What you have to do:
In the listing below, locate the lines that hold "this" and copy them.

····················

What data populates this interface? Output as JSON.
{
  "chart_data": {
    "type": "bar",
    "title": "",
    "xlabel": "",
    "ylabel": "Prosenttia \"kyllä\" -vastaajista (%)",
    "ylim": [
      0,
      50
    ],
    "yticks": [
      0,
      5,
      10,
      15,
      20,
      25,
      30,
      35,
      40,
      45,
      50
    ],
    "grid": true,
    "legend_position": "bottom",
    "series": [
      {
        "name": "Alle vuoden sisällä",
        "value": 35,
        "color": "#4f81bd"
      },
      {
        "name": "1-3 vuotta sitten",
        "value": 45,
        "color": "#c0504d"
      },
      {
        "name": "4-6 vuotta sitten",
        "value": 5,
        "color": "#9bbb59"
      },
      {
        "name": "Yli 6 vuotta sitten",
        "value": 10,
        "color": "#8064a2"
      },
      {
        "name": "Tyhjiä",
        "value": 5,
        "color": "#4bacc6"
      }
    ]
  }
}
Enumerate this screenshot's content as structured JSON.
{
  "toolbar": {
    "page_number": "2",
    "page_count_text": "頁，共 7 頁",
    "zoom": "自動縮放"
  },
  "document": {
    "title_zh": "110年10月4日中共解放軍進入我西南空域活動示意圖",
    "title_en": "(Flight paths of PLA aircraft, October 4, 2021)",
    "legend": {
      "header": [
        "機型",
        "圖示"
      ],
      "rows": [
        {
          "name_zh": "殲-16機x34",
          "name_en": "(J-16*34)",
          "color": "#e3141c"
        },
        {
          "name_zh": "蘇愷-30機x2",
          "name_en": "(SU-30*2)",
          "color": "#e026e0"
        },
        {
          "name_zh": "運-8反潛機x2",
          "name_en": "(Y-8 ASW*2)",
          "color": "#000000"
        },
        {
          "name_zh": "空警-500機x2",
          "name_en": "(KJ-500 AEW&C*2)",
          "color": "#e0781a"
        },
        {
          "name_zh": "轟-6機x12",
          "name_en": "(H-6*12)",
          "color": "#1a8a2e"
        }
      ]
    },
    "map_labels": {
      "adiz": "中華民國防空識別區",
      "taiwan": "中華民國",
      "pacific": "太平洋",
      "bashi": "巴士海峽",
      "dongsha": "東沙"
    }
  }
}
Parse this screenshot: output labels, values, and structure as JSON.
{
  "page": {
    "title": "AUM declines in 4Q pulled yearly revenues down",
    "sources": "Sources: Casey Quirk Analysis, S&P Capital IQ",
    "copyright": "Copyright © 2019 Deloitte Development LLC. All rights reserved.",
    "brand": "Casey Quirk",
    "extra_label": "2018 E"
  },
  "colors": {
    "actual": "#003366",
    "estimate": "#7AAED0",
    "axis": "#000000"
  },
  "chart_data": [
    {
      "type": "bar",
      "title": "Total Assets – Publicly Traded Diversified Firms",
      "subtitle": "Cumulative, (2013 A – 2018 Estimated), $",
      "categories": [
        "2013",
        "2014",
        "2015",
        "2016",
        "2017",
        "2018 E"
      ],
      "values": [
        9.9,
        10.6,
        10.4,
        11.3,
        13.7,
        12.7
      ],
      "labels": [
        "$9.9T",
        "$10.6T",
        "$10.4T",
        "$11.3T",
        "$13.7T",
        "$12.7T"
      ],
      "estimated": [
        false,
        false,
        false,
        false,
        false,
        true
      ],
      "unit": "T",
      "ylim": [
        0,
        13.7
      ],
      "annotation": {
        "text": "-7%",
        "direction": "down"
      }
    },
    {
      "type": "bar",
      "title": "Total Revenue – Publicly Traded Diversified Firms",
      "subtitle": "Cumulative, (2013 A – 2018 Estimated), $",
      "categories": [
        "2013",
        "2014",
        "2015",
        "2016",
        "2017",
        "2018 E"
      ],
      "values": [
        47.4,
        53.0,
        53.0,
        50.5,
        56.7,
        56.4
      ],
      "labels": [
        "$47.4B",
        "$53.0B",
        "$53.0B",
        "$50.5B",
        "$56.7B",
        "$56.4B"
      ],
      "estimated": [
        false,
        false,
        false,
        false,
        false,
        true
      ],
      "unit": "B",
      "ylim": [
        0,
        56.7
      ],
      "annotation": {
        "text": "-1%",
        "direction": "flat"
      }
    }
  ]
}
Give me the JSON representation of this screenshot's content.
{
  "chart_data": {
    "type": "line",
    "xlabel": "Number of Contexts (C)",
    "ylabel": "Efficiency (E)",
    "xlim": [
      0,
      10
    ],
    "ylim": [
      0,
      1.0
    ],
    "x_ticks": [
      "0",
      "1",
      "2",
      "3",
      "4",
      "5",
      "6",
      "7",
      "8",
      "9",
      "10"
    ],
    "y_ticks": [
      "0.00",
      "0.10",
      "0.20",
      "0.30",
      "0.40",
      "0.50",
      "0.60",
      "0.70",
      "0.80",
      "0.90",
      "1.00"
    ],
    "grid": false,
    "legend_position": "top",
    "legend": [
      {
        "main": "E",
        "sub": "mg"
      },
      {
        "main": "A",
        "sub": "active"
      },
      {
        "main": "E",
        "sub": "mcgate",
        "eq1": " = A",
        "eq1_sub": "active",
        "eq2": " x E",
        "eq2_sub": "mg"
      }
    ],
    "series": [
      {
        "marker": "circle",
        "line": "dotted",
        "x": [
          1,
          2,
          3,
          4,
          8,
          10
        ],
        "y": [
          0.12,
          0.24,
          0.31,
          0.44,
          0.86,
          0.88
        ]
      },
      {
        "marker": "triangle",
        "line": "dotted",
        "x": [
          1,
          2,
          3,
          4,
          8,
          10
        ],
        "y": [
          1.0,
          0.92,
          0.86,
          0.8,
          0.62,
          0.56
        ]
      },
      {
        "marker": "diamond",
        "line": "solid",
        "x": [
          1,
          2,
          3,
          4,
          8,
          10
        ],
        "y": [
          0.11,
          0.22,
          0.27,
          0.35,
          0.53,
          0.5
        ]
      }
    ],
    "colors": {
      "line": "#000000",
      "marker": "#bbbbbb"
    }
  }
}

····················

Task output:
What data populates this interface? Output as JSON.
Enumerate this screenshot's content as structured JSON.
Parse this screenshot: output labels, values, and structure as JSON.
Give me the JSON representation of this screenshot's content.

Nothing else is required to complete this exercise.